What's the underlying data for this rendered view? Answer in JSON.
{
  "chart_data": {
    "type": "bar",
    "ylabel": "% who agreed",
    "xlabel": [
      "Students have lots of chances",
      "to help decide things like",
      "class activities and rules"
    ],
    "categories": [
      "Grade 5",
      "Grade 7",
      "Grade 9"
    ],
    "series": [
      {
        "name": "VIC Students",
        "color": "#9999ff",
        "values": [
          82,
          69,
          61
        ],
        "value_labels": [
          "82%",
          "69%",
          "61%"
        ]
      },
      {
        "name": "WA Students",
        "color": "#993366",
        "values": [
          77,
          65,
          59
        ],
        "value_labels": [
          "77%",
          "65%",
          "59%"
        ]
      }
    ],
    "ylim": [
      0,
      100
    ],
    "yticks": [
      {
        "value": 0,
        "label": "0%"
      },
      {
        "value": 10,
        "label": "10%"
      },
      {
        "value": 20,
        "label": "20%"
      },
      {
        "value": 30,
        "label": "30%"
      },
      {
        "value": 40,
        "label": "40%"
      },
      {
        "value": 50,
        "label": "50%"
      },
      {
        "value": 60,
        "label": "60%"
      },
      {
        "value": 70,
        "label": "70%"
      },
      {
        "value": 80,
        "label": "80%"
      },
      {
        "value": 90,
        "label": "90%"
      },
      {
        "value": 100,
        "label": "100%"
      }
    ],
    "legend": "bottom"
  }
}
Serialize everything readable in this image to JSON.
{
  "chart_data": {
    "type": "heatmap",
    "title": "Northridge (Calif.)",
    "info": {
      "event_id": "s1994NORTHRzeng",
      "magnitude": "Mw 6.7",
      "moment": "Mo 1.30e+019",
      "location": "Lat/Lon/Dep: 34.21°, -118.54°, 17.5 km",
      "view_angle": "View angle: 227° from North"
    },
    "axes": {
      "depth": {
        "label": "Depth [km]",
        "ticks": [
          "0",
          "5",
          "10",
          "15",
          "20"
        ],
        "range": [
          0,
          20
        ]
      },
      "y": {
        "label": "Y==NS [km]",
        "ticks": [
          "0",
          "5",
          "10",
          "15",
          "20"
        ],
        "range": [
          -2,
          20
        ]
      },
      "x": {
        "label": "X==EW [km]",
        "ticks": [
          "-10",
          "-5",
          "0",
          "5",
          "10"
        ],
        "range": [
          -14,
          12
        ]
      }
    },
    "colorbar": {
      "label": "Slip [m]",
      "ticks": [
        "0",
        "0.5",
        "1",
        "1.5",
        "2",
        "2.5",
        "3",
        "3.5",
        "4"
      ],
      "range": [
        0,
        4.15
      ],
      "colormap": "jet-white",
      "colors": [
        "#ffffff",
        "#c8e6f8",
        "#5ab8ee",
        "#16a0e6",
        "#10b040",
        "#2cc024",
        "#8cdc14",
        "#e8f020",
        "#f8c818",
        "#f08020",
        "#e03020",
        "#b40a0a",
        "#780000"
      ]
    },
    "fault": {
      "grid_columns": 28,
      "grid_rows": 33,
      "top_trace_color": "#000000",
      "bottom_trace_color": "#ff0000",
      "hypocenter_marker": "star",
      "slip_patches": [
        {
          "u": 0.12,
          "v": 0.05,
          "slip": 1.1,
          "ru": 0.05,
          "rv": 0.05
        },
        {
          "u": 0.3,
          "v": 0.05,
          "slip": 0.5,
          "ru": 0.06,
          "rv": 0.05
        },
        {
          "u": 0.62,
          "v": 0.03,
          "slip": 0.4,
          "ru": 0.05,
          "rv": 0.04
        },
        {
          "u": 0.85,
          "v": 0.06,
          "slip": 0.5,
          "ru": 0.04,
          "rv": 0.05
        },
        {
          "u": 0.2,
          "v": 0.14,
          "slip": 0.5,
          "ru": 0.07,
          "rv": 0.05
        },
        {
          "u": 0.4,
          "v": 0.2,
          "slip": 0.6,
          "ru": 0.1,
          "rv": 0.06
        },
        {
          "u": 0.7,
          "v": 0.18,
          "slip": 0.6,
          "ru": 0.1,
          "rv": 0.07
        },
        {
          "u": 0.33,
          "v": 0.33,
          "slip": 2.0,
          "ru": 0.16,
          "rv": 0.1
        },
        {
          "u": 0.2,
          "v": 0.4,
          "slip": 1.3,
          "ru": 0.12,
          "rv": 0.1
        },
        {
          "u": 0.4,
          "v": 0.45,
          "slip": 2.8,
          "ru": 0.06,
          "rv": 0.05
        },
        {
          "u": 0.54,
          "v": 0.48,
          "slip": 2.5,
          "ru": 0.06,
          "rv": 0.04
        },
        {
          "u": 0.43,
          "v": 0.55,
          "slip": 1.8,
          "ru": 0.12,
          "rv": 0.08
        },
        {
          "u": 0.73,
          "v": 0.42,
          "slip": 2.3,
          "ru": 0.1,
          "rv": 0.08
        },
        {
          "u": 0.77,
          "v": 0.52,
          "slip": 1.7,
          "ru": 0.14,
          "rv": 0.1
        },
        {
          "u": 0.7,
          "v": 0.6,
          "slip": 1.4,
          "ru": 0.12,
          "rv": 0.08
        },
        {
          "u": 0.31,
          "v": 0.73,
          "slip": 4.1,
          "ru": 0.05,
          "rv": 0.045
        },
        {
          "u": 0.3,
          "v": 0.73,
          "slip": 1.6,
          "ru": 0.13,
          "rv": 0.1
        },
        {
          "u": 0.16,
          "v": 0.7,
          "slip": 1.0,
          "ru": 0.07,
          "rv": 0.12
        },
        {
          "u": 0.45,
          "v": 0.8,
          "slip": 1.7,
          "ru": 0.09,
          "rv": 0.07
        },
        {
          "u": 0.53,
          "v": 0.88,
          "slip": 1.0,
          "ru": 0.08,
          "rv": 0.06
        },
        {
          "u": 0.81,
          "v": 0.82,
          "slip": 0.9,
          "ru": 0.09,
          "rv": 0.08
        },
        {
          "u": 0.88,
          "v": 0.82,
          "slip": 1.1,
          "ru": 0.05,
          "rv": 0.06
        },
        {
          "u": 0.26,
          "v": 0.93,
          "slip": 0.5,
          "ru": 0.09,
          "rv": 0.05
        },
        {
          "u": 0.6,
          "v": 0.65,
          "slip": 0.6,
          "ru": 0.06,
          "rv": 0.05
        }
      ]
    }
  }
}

....................

What is asked - Please restate the records in full, word for word.

Problem solution -
What's the underlying data for this rendered view? Answer in JSON.
{
  "chart_data": {
    "type": "bar",
    "ylabel": "% who agreed",
    "xlabel": [
      "Students have lots of chances",
      "to help decide things like",
      "class activities and rules"
    ],
    "categories": [
      "Grade 5",
      "Grade 7",
      "Grade 9"
    ],
    "series": [
      {
        "name": "VIC Students",
        "color": "#9999ff",
        "values": [
          82,
          69,
          61
        ],
        "value_labels": [
          "82%",
          "69%",
          "61%"
        ]
      },
      {
        "name": "WA Students",
        "color": "#993366",
        "values": [
          77,
          65,
          59
        ],
        "value_labels": [
          "77%",
          "65%",
          "59%"
        ]
      }
    ],
    "ylim": [
      0,
      100
    ],
    "yticks": [
      {
        "value": 0,
        "label": "0%"
      },
      {
        "value": 10,
        "label": "10%"
      },
      {
        "value": 20,
        "label": "20%"
      },
      {
        "value": 30,
        "label": "30%"
      },
      {
        "value": 40,
        "label": "40%"
      },
      {
        "value": 50,
        "label": "50%"
      },
      {
        "value": 60,
        "label": "60%"
      },
      {
        "value": 70,
        "label": "70%"
      },
      {
        "value": 80,
        "label": "80%"
      },
      {
        "value": 90,
        "label": "90%"
      },
      {
        "value": 100,
        "label": "100%"
      }
    ],
    "legend": "bottom"
  }
}
Serialize everything readable in this image to JSON.
{
  "chart_data": {
    "type": "heatmap",
    "title": "Northridge (Calif.)",
    "info": {
      "event_id": "s1994NORTHRzeng",
      "magnitude": "Mw 6.7",
      "moment": "Mo 1.30e+019",
      "location": "Lat/Lon/Dep: 34.21°, -118.54°, 17.5 km",
      "view_angle": "View angle: 227° from North"
    },
    "axes": {
      "depth": {
        "label": "Depth [km]",
        "ticks": [
          "0",
          "5",
          "10",
          "15",
          "20"
        ],
        "range": [
          0,
          20
        ]
      },
      "y": {
        "label": "Y==NS [km]",
        "ticks": [
          "0",
          "5",
          "10",
          "15",
          "20"
        ],
        "range": [
          -2,
          20
        ]
      },
      "x": {
        "label": "X==EW [km]",
        "ticks": [
          "-10",
          "-5",
          "0",
          "5",
          "10"
        ],
        "range": [
          -14,
          12
        ]
      }
    },
    "colorbar": {
      "label": "Slip [m]",
      "ticks": [
        "0",
        "0.5",
        "1",
        "1.5",
        "2",
        "2.5",
        "3",
        "3.5",
        "4"
      ],
      "range": [
        0,
        4.15
      ],
      "colormap": "jet-white",
      "colors": [
        "#ffffff",
        "#c8e6f8",
        "#5ab8ee",
        "#16a0e6",
        "#10b040",
        "#2cc024",
        "#8cdc14",
        "#e8f020",
        "#f8c818",
        "#f08020",
        "#e03020",
        "#b40a0a",
        "#780000"
      ]
    },
    "fault": {
      "grid_columns": 28,
      "grid_rows": 33,
      "top_trace_color": "#000000",
      "bottom_trace_color": "#ff0000",
      "hypocenter_marker": "star",
      "slip_patches": [
        {
          "u": 0.12,
          "v": 0.05,
          "slip": 1.1,
          "ru": 0.05,
          "rv": 0.05
        },
        {
          "u": 0.3,
          "v": 0.05,
          "slip": 0.5,
          "ru": 0.06,
          "rv": 0.05
        },
        {
          "u": 0.62,
          "v": 0.03,
          "slip": 0.4,
          "ru": 0.05,
          "rv": 0.04
        },
        {
          "u": 0.85,
          "v": 0.06,
          "slip": 0.5,
          "ru": 0.04,
          "rv": 0.05
        },
        {
          "u": 0.2,
          "v": 0.14,
          "slip": 0.5,
          "ru": 0.07,
          "rv": 0.05
        },
        {
          "u": 0.4,
          "v": 0.2,
          "slip": 0.6,
          "ru": 0.1,
          "rv": 0.06
        },
        {
          "u": 0.7,
          "v": 0.18,
          "slip": 0.6,
          "ru": 0.1,
          "rv": 0.07
        },
        {
          "u": 0.33,
          "v": 0.33,
          "slip": 2.0,
          "ru": 0.16,
          "rv": 0.1
        },
        {
          "u": 0.2,
          "v": 0.4,
          "slip": 1.3,
          "ru": 0.12,
          "rv": 0.1
        },
        {
          "u": 0.4,
          "v": 0.45,
          "slip": 2.8,
          "ru": 0.06,
          "rv": 0.05
        },
        {
          "u": 0.54,
          "v": 0.48,
          "slip": 2.5,
          "ru": 0.06,
          "rv": 0.04
        },
        {
          "u": 0.43,
          "v": 0.55,
          "slip": 1.8,
          "ru": 0.12,
          "rv": 0.08
        },
        {
          "u": 0.73,
          "v": 0.42,
          "slip": 2.3,
          "ru": 0.1,
          "rv": 0.08
        },
        {
          "u": 0.77,
          "v": 0.52,
          "slip": 1.7,
          "ru": 0.14,
          "rv": 0.1
        },
        {
          "u": 0.7,
          "v": 0.6,
          "slip": 1.4,
          "ru": 0.12,
          "rv": 0.08
        },
        {
          "u": 0.31,
          "v": 0.73,
          "slip": 4.1,
          "ru": 0.05,
          "rv": 0.045
        },
        {
          "u": 0.3,
          "v": 0.73,
          "slip": 1.6,
          "ru": 0.13,
          "rv": 0.1
        },
        {
          "u": 0.16,
          "v": 0.7,
          "slip": 1.0,
          "ru": 0.07,
          "rv": 0.12
        },
        {
          "u": 0.45,
          "v": 0.8,
          "slip": 1.7,
          "ru": 0.09,
          "rv": 0.07
        },
        {
          "u": 0.53,
          "v": 0.88,
          "slip": 1.0,
          "ru": 0.08,
          "rv": 0.06
        },
        {
          "u": 0.81,
          "v": 0.82,
          "slip": 0.9,
          "ru": 0.09,
          "rv": 0.08
        },
        {
          "u": 0.88,
          "v": 0.82,
          "slip": 1.1,
          "ru": 0.05,
          "rv": 0.06
        },
        {
          "u": 0.26,
          "v": 0.93,
          "slip": 0.5,
          "ru": 0.09,
          "rv": 0.05
        },
        {
          "u": 0.6,
          "v": 0.65,
          "slip": 0.6,
          "ru": 0.06,
          "rv": 0.05
        }
      ]
    }
  }
}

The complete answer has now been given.